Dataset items
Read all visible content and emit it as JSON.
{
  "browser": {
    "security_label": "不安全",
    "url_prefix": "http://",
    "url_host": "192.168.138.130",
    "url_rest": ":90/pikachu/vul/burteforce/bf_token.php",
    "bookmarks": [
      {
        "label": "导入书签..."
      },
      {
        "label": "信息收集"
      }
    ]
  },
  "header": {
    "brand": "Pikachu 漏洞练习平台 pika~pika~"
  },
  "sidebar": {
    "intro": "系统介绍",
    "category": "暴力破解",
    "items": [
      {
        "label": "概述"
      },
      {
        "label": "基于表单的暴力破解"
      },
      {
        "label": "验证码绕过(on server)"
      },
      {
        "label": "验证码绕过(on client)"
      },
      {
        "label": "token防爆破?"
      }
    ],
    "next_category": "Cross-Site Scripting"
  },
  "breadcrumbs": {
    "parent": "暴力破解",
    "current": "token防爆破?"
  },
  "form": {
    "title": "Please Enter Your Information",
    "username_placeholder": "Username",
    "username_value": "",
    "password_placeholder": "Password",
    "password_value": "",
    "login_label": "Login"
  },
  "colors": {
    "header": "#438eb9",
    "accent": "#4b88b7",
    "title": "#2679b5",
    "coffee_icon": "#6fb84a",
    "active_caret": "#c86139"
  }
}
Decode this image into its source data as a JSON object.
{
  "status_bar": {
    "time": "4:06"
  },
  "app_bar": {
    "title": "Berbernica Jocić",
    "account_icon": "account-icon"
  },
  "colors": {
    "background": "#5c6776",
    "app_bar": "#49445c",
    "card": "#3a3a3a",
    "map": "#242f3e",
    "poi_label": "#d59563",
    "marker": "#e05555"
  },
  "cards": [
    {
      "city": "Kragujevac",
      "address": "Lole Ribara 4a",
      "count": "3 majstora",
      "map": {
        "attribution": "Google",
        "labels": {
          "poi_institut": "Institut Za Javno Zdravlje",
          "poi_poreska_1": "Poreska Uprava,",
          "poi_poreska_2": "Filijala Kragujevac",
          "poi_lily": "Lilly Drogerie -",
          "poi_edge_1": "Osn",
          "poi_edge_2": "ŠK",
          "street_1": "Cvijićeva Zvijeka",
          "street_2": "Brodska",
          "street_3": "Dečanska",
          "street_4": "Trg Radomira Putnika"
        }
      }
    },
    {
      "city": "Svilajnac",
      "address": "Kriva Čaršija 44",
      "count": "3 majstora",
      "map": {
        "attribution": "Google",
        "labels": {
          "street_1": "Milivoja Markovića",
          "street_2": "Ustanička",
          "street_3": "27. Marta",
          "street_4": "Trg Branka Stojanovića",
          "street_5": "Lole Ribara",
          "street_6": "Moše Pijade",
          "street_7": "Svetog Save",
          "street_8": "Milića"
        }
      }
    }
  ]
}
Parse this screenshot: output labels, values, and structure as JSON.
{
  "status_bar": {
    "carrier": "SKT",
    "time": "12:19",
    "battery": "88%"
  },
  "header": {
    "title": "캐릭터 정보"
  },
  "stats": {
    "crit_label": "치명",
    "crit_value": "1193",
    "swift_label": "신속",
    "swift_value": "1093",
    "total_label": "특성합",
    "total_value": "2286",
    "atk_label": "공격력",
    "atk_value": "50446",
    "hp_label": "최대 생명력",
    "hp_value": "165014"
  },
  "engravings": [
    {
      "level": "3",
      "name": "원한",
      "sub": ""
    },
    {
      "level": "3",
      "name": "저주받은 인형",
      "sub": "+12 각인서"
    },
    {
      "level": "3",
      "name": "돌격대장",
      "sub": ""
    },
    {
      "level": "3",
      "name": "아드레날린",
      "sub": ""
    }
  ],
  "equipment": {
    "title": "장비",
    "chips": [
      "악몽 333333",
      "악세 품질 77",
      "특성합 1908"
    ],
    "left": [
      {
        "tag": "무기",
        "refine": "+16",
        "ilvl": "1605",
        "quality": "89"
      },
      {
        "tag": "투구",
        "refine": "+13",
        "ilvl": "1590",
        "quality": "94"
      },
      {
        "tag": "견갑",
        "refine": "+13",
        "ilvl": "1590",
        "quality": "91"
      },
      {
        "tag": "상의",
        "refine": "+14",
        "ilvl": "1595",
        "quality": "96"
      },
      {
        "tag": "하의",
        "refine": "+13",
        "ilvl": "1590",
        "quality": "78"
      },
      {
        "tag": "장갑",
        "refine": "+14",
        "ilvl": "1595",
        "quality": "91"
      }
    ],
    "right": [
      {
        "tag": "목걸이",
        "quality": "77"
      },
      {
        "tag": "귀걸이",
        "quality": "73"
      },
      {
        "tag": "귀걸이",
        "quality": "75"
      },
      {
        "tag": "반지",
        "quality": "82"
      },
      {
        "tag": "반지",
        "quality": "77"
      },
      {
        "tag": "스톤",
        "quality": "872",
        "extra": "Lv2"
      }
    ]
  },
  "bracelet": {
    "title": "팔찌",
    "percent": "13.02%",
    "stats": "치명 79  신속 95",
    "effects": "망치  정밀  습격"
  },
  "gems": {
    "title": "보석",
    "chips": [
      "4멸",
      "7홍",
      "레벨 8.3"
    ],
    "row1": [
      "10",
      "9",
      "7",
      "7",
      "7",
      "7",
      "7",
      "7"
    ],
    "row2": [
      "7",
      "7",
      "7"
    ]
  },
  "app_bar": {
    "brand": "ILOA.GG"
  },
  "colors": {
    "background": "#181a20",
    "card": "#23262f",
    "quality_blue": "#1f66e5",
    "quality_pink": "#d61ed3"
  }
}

**Challenge**:
Print out every record again, exactly and in full.

**Right answer**:
Read all visible content and emit it as JSON.
{
  "browser": {
    "security_label": "不安全",
    "url_prefix": "http://",
    "url_host": "192.168.138.130",
    "url_rest": ":90/pikachu/vul/burteforce/bf_token.php",
    "bookmarks": [
      {
        "label": "导入书签..."
      },
      {
        "label": "信息收集"
      }
    ]
  },
  "header": {
    "brand": "Pikachu 漏洞练习平台 pika~pika~"
  },
  "sidebar": {
    "intro": "系统介绍",
    "category": "暴力破解",
    "items": [
      {
        "label": "概述"
      },
      {
        "label": "基于表单的暴力破解"
      },
      {
        "label": "验证码绕过(on server)"
      },
      {
        "label": "验证码绕过(on client)"
      },
      {
        "label": "token防爆破?"
      }
    ],
    "next_category": "Cross-Site Scripting"
  },
  "breadcrumbs": {
    "parent": "暴力破解",
    "current": "token防爆破?"
  },
  "form": {
    "title": "Please Enter Your Information",
    "username_placeholder": "Username",
    "username_value": "",
    "password_placeholder": "Password",
    "password_value": "",
    "login_label": "Login"
  },
  "colors": {
    "header": "#438eb9",
    "accent": "#4b88b7",
    "title": "#2679b5",
    "coffee_icon": "#6fb84a",
    "active_caret": "#c86139"
  }
}
Decode this image into its source data as a JSON object.
{
  "status_bar": {
    "time": "4:06"
  },
  "app_bar": {
    "title": "Berbernica Jocić",
    "account_icon": "account-icon"
  },
  "colors": {
    "background": "#5c6776",
    "app_bar": "#49445c",
    "card": "#3a3a3a",
    "map": "#242f3e",
    "poi_label": "#d59563",
    "marker": "#e05555"
  },
  "cards": [
    {
      "city": "Kragujevac",
      "address": "Lole Ribara 4a",
      "count": "3 majstora",
      "map": {
        "attribution": "Google",
        "labels": {
          "poi_institut": "Institut Za Javno Zdravlje",
          "poi_poreska_1": "Poreska Uprava,",
          "poi_poreska_2": "Filijala Kragujevac",
          "poi_lily": "Lilly Drogerie -",
          "poi_edge_1": "Osn",
          "poi_edge_2": "ŠK",
          "street_1": "Cvijićeva Zvijeka",
          "street_2": "Brodska",
          "street_3": "Dečanska",
          "street_4": "Trg Radomira Putnika"
        }
      }
    },
    {
      "city": "Svilajnac",
      "address": "Kriva Čaršija 44",
      "count": "3 majstora",
      "map": {
        "attribution": "Google",
        "labels": {
          "street_1": "Milivoja Markovića",
          "street_2": "Ustanička",
          "street_3": "27. Marta",
          "street_4": "Trg Branka Stojanovića",
          "street_5": "Lole Ribara",
          "street_6": "Moše Pijade",
          "street_7": "Svetog Save",
          "street_8": "Milića"
        }
      }
    }
  ]
}
Parse this screenshot: output labels, values, and structure as JSON.
{
  "status_bar": {
    "carrier": "SKT",
    "time": "12:19",
    "battery": "88%"
  },
  "header": {
    "title": "캐릭터 정보"
  },
  "stats": {
    "crit_label": "치명",
    "crit_value": "1193",
    "swift_label": "신속",
    "swift_value": "1093",
    "total_label": "특성합",
    "total_value": "2286",
    "atk_label": "공격력",
    "atk_value": "50446",
    "hp_label": "최대 생명력",
    "hp_value": "165014"
  },
  "engravings": [
    {
      "level": "3",
      "name": "원한",
      "sub": ""
    },
    {
      "level": "3",
      "name": "저주받은 인형",
      "sub": "+12 각인서"
    },
    {
      "level": "3",
      "name": "돌격대장",
      "sub": ""
    },
    {
      "level": "3",
      "name": "아드레날린",
      "sub": ""
    }
  ],
  "equipment": {
    "title": "장비",
    "chips": [
      "악몽 333333",
      "악세 품질 77",
      "특성합 1908"
    ],
    "left": [
      {
        "tag": "무기",
        "refine": "+16",
        "ilvl": "1605",
        "quality": "89"
      },
      {
        "tag": "투구",
        "refine": "+13",
        "ilvl": "1590",
        "quality": "94"
      },
      {
        "tag": "견갑",
        "refine": "+13",
        "ilvl": "1590",
        "quality": "91"
      },
      {
        "tag": "상의",
        "refine": "+14",
        "ilvl": "1595",
        "quality": "96"
      },
      {
        "tag": "하의",
        "refine": "+13",
        "ilvl": "1590",
        "quality": "78"
      },
      {
        "tag": "장갑",
        "refine": "+14",
        "ilvl": "1595",
        "quality": "91"
      }
    ],
    "right": [
      {
        "tag": "목걸이",
        "quality": "77"
      },
      {
        "tag": "귀걸이",
        "quality": "73"
      },
      {
        "tag": "귀걸이",
        "quality": "75"
      },
      {
        "tag": "반지",
        "quality": "82"
      },
      {
        "tag": "반지",
        "quality": "77"
      },
      {
        "tag": "스톤",
        "quality": "872",
        "extra": "Lv2"
      }
    ]
  },
  "bracelet": {
    "title": "팔찌",
    "percent": "13.02%",
    "stats": "치명 79  신속 95",
    "effects": "망치  정밀  습격"
  },
  "gems": {
    "title": "보석",
    "chips": [
      "4멸",
      "7홍",
      "레벨 8.3"
    ],
    "row1": [
      "10",
      "9",
      "7",
      "7",
      "7",
      "7",
      "7",
      "7"
    ],
    "row2": [
      "7",
      "7",
      "7"
    ]
  },
  "app_bar": {
    "brand": "ILOA.GG"
  },
  "colors": {
    "background": "#181a20",
    "card": "#23262f",
    "quality_blue": "#1f66e5",
    "quality_pink": "#d61ed3"
  }
}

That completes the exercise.